··· Dataset records ···

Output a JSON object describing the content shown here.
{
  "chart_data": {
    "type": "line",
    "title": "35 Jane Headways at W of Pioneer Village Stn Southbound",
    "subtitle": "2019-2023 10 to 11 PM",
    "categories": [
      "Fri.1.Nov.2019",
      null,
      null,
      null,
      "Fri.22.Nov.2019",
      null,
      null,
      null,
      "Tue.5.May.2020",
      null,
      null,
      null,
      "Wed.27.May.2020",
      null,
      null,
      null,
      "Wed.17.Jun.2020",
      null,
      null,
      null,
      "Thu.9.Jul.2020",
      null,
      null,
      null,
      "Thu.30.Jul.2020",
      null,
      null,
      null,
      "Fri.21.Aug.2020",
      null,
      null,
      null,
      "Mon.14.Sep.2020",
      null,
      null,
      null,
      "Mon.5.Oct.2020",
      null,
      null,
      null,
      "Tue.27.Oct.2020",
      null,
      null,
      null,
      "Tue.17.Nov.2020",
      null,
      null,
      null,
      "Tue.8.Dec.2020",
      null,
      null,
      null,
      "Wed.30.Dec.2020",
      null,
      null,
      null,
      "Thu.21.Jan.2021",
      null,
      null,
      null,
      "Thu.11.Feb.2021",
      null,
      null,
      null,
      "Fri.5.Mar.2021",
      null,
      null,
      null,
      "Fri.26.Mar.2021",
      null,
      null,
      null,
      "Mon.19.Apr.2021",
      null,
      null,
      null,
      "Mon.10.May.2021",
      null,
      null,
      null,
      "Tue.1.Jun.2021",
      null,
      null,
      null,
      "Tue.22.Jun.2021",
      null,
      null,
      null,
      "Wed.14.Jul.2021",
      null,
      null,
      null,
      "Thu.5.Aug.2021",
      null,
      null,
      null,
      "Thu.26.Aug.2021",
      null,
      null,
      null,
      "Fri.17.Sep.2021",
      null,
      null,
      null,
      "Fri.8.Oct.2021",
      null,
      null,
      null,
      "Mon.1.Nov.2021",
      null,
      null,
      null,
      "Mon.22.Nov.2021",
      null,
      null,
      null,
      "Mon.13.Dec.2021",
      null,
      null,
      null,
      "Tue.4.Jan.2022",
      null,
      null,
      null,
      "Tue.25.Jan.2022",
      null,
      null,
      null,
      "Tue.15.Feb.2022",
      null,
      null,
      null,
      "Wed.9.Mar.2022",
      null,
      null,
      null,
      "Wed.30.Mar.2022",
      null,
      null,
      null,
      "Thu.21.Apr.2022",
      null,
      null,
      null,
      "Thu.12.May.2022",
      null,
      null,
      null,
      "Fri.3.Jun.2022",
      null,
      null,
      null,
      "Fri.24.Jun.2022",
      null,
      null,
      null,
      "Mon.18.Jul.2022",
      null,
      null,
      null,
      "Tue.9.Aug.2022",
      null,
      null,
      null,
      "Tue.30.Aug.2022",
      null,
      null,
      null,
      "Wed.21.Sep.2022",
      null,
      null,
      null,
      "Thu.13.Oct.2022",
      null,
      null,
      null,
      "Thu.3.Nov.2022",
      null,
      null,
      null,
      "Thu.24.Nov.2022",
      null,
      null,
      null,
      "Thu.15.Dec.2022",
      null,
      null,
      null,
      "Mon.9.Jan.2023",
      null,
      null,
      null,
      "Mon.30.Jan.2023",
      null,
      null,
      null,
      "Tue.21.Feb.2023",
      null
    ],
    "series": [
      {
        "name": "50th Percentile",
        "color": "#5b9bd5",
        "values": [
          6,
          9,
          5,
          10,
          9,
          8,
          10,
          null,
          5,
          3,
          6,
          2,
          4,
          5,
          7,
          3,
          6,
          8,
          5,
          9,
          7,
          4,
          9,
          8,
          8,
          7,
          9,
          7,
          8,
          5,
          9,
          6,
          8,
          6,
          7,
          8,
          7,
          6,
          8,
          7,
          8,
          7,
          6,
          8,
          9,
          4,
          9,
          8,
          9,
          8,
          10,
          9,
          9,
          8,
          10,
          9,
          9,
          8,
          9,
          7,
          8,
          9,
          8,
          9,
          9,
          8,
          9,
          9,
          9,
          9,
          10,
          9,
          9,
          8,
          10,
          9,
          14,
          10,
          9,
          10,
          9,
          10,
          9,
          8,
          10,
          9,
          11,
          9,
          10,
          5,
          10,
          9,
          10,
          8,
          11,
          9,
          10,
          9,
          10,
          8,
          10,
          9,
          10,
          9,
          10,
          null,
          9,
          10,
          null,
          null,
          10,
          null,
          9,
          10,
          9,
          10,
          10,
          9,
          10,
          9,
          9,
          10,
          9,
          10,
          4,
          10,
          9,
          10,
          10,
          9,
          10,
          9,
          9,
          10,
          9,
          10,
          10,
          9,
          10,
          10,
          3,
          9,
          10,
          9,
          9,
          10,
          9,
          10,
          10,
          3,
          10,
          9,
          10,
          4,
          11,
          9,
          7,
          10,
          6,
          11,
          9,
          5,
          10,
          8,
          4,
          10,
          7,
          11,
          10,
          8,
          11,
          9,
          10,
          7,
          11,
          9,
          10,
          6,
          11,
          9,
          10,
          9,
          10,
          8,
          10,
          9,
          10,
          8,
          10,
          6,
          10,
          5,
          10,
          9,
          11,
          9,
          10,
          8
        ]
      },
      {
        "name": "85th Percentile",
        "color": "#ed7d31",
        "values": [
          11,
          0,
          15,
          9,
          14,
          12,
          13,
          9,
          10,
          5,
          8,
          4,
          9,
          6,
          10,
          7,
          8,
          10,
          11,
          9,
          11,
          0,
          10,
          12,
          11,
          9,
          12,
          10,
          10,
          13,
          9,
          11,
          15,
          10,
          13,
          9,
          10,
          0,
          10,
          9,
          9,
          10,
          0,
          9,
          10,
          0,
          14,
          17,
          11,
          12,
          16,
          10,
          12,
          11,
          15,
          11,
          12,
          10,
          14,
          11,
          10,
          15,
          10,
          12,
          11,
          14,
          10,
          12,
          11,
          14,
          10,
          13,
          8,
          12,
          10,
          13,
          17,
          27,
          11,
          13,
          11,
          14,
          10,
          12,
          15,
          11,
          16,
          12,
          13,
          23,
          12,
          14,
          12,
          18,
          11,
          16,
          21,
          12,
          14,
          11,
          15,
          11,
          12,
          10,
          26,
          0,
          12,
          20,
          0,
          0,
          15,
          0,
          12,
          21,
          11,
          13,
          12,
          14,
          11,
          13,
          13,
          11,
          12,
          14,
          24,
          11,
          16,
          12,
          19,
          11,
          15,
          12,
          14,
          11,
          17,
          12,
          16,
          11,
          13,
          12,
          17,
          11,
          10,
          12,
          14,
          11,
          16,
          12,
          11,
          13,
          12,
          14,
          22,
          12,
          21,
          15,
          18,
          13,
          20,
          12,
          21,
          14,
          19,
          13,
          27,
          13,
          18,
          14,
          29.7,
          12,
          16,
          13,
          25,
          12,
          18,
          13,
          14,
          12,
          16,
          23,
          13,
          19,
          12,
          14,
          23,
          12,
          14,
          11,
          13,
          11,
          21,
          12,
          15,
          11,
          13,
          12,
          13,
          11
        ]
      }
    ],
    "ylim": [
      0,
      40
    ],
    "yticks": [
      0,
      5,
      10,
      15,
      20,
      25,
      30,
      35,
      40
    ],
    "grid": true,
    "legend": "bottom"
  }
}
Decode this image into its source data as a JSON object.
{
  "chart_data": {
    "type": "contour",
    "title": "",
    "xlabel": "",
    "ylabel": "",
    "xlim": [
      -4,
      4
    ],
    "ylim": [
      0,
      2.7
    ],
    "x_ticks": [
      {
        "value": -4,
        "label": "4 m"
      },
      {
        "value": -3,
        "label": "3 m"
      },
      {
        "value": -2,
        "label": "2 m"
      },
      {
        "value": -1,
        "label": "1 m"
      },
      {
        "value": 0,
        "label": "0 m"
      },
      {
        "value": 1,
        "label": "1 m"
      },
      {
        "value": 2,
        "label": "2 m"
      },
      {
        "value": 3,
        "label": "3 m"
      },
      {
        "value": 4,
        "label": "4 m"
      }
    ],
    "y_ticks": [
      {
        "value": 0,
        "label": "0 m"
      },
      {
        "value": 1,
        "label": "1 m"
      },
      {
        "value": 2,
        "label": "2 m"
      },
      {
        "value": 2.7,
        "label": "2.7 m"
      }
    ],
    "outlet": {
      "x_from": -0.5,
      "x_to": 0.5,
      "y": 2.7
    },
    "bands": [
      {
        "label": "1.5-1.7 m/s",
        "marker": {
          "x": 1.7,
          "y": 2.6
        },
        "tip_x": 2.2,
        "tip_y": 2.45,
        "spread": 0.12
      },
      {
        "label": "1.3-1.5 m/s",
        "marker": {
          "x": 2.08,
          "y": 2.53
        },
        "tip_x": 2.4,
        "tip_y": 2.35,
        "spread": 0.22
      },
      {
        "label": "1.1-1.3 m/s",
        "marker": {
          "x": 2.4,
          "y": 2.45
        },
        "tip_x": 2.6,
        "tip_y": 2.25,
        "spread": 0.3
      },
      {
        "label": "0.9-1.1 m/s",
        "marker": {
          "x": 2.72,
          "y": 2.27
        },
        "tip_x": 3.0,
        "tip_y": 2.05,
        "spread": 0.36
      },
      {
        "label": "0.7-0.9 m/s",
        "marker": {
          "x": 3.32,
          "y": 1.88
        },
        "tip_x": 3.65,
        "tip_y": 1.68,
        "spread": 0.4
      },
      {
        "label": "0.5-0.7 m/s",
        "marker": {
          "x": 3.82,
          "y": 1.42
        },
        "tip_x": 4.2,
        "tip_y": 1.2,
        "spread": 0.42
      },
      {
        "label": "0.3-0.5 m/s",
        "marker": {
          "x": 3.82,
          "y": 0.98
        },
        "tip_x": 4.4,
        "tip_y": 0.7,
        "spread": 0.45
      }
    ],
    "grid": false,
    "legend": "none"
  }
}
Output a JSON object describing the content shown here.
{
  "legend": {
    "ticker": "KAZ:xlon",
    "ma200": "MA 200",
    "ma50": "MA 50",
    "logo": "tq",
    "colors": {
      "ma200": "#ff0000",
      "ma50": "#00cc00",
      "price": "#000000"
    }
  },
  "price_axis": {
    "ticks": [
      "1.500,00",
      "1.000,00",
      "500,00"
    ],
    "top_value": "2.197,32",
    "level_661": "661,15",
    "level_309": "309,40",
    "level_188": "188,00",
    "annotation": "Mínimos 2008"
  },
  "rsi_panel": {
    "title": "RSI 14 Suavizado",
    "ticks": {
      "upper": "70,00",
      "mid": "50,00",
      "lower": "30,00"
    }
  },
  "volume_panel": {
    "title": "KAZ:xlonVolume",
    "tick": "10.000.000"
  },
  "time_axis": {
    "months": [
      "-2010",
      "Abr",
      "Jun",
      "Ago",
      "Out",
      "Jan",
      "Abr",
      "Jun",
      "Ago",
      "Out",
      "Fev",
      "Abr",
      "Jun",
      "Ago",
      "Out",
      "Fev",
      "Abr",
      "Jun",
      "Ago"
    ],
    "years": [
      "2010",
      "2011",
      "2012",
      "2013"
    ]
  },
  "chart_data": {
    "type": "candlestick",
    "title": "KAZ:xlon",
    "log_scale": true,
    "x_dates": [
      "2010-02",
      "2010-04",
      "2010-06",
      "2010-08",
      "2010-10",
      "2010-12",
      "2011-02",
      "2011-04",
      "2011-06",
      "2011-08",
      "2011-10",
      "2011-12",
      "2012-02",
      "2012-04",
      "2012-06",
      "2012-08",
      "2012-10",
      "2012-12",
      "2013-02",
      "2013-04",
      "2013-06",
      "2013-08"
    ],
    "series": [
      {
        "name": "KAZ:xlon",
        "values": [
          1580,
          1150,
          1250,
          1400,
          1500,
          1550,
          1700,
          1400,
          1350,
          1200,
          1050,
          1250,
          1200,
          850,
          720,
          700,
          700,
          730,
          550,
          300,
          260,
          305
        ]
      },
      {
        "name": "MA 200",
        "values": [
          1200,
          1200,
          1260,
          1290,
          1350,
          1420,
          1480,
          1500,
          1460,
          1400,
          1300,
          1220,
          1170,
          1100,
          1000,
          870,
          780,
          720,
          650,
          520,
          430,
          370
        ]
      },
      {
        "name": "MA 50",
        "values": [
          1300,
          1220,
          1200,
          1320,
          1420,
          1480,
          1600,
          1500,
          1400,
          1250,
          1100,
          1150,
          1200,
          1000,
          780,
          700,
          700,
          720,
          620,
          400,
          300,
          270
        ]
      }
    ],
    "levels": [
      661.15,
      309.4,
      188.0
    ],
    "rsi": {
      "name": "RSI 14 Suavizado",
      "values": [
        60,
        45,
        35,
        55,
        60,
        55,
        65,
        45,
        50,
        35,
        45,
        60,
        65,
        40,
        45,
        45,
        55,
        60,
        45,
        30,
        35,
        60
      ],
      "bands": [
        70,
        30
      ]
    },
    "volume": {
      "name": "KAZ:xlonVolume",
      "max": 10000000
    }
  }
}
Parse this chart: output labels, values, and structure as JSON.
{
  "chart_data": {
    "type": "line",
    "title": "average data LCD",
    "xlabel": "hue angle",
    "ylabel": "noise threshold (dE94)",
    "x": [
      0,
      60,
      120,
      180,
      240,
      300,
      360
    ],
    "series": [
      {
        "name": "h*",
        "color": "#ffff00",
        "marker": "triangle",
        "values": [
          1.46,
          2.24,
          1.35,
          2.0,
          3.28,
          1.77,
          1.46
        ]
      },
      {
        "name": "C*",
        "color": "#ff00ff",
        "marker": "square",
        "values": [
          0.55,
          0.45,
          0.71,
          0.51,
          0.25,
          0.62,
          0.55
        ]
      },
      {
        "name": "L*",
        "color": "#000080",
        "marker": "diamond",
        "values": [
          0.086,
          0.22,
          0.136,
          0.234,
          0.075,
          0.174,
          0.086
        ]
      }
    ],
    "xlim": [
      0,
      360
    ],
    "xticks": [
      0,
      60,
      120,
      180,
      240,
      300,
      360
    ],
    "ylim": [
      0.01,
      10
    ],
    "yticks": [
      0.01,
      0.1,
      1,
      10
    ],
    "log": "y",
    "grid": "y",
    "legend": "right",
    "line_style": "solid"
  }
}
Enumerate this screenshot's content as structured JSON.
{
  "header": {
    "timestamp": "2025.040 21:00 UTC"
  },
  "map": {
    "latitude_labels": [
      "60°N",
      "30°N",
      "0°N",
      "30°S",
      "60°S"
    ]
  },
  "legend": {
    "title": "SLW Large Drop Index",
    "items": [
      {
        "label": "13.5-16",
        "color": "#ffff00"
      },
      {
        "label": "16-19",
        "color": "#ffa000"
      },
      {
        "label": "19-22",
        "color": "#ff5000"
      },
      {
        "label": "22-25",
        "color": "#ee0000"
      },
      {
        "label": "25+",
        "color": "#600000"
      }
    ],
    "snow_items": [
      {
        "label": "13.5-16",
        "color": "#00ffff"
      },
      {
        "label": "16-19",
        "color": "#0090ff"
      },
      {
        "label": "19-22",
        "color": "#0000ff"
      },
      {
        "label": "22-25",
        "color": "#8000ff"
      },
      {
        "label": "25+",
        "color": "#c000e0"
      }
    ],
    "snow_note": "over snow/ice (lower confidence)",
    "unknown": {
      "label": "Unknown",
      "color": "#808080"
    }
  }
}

···

* [What is being asked] Identify the lines that hold the word "JSON". Copy every one of them.

* [Answer to this exercise]
Output a JSON object describing the content shown here.
Decode this image into its source data as a JSON object.
Output a JSON object describing the content shown here.
Parse this chart: output labels, values, and structure as JSON.
Enumerate this screenshot's content as structured JSON.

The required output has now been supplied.